__Recorded data__
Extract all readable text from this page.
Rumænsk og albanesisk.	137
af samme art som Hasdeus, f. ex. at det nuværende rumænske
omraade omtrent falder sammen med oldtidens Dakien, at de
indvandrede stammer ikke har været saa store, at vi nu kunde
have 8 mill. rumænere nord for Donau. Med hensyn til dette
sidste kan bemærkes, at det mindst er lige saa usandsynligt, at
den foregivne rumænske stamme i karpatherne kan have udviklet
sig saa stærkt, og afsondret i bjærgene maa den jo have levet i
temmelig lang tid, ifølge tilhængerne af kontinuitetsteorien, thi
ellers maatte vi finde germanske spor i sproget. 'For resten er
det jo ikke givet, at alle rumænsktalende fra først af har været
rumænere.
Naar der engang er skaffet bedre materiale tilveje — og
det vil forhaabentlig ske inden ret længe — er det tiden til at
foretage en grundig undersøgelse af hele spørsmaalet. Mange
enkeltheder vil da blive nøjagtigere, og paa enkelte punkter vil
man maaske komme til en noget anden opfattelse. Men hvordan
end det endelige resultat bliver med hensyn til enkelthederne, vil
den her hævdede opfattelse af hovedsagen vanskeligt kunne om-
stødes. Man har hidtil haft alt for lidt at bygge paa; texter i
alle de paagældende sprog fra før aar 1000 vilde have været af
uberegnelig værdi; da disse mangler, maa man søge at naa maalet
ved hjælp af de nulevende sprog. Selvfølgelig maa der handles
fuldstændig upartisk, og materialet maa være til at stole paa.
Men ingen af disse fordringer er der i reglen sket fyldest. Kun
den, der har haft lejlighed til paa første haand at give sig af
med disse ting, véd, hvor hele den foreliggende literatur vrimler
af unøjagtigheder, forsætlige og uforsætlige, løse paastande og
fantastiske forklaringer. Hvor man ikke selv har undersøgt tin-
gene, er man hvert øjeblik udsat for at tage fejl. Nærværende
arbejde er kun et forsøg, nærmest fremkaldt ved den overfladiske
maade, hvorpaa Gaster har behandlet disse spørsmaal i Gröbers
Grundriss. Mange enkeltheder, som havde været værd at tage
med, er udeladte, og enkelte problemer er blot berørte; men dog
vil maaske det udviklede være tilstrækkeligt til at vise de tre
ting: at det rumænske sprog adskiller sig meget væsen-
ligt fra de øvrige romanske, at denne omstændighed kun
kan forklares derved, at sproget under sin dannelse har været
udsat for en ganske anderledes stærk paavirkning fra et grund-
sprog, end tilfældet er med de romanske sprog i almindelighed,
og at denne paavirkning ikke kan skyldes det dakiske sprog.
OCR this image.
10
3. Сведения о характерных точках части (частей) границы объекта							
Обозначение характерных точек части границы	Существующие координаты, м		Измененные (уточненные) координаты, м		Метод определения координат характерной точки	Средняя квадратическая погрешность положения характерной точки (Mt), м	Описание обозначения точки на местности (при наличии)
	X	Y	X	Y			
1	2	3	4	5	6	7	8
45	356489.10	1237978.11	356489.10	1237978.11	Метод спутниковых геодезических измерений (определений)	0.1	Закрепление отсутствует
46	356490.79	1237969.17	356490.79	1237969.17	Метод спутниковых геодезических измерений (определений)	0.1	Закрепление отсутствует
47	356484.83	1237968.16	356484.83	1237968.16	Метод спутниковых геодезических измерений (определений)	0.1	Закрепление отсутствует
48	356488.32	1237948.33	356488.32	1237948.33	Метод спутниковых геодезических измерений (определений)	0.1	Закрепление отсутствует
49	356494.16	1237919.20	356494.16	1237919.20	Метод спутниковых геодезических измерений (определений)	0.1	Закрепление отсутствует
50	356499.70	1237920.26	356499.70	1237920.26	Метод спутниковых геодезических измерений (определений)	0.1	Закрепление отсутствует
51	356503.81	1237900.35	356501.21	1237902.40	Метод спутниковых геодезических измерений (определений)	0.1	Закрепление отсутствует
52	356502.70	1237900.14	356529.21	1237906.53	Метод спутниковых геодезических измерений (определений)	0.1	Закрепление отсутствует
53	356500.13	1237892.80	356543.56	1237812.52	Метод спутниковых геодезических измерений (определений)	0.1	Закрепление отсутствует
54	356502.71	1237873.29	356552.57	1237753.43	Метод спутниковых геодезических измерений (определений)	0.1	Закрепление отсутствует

__Task objective__
Reproduce the complete data exactly as presented above.

__Complete answer__
Extract all readable text from this page.
Rumænsk og albanesisk.	137
af samme art som Hasdeus, f. ex. at det nuværende rumænske
omraade omtrent falder sammen med oldtidens Dakien, at de
indvandrede stammer ikke har været saa store, at vi nu kunde
have 8 mill. rumænere nord for Donau. Med hensyn til dette
sidste kan bemærkes, at det mindst er lige saa usandsynligt, at
den foregivne rumænske stamme i karpatherne kan have udviklet
sig saa stærkt, og afsondret i bjærgene maa den jo have levet i
temmelig lang tid, ifølge tilhængerne af kontinuitetsteorien, thi
ellers maatte vi finde germanske spor i sproget. 'For resten er
det jo ikke givet, at alle rumænsktalende fra først af har været
rumænere.
Naar der engang er skaffet bedre materiale tilveje — og
det vil forhaabentlig ske inden ret længe — er det tiden til at
foretage en grundig undersøgelse af hele spørsmaalet. Mange
enkeltheder vil da blive nøjagtigere, og paa enkelte punkter vil
man maaske komme til en noget anden opfattelse. Men hvordan
end det endelige resultat bliver med hensyn til enkelthederne, vil
den her hævdede opfattelse af hovedsagen vanskeligt kunne om-
stødes. Man har hidtil haft alt for lidt at bygge paa; texter i
alle de paagældende sprog fra før aar 1000 vilde have været af
uberegnelig værdi; da disse mangler, maa man søge at naa maalet
ved hjælp af de nulevende sprog. Selvfølgelig maa der handles
fuldstændig upartisk, og materialet maa være til at stole paa.
Men ingen af disse fordringer er der i reglen sket fyldest. Kun
den, der har haft lejlighed til paa første haand at give sig af
med disse ting, véd, hvor hele den foreliggende literatur vrimler
af unøjagtigheder, forsætlige og uforsætlige, løse paastande og
fantastiske forklaringer. Hvor man ikke selv har undersøgt tin-
gene, er man hvert øjeblik udsat for at tage fejl. Nærværende
arbejde er kun et forsøg, nærmest fremkaldt ved den overfladiske
maade, hvorpaa Gaster har behandlet disse spørsmaal i Gröbers
Grundriss. Mange enkeltheder, som havde været værd at tage
med, er udeladte, og enkelte problemer er blot berørte; men dog
vil maaske det udviklede være tilstrækkeligt til at vise de tre
ting: at det rumænske sprog adskiller sig meget væsen-
ligt fra de øvrige romanske, at denne omstændighed kun
kan forklares derved, at sproget under sin dannelse har været
udsat for en ganske anderledes stærk paavirkning fra et grund-
sprog, end tilfældet er med de romanske sprog i almindelighed,
og at denne paavirkning ikke kan skyldes det dakiske sprog.
OCR this image.
10
3. Сведения о характерных точках части (частей) границы объекта							
Обозначение характерных точек части границы	Существующие координаты, м		Измененные (уточненные) координаты, м		Метод определения координат характерной точки	Средняя квадратическая погрешность положения характерной точки (Mt), м	Описание обозначения точки на местности (при наличии)
	X	Y	X	Y			
1	2	3	4	5	6	7	8
45	356489.10	1237978.11	356489.10	1237978.11	Метод спутниковых геодезических измерений (определений)	0.1	Закрепление отсутствует
46	356490.79	1237969.17	356490.79	1237969.17	Метод спутниковых геодезических измерений (определений)	0.1	Закрепление отсутствует
47	356484.83	1237968.16	356484.83	1237968.16	Метод спутниковых геодезических измерений (определений)	0.1	Закрепление отсутствует
48	356488.32	1237948.33	356488.32	1237948.33	Метод спутниковых геодезических измерений (определений)	0.1	Закрепление отсутствует
49	356494.16	1237919.20	356494.16	1237919.20	Метод спутниковых геодезических измерений (определений)	0.1	Закрепление отсутствует
50	356499.70	1237920.26	356499.70	1237920.26	Метод спутниковых геодезических измерений (определений)	0.1	Закрепление отсутствует
51	356503.81	1237900.35	356501.21	1237902.40	Метод спутниковых геодезических измерений (определений)	0.1	Закрепление отсутствует
52	356502.70	1237900.14	356529.21	1237906.53	Метод спутниковых геодезических измерений (определений)	0.1	Закрепление отсутствует
53	356500.13	1237892.80	356543.56	1237812.52	Метод спутниковых геодезических измерений (определений)	0.1	Закрепление отсутствует
54	356502.71	1237873.29	356552.57	1237753.43	Метод спутниковых геодезических измерений (определений)	0.1	Закрепление отсутствует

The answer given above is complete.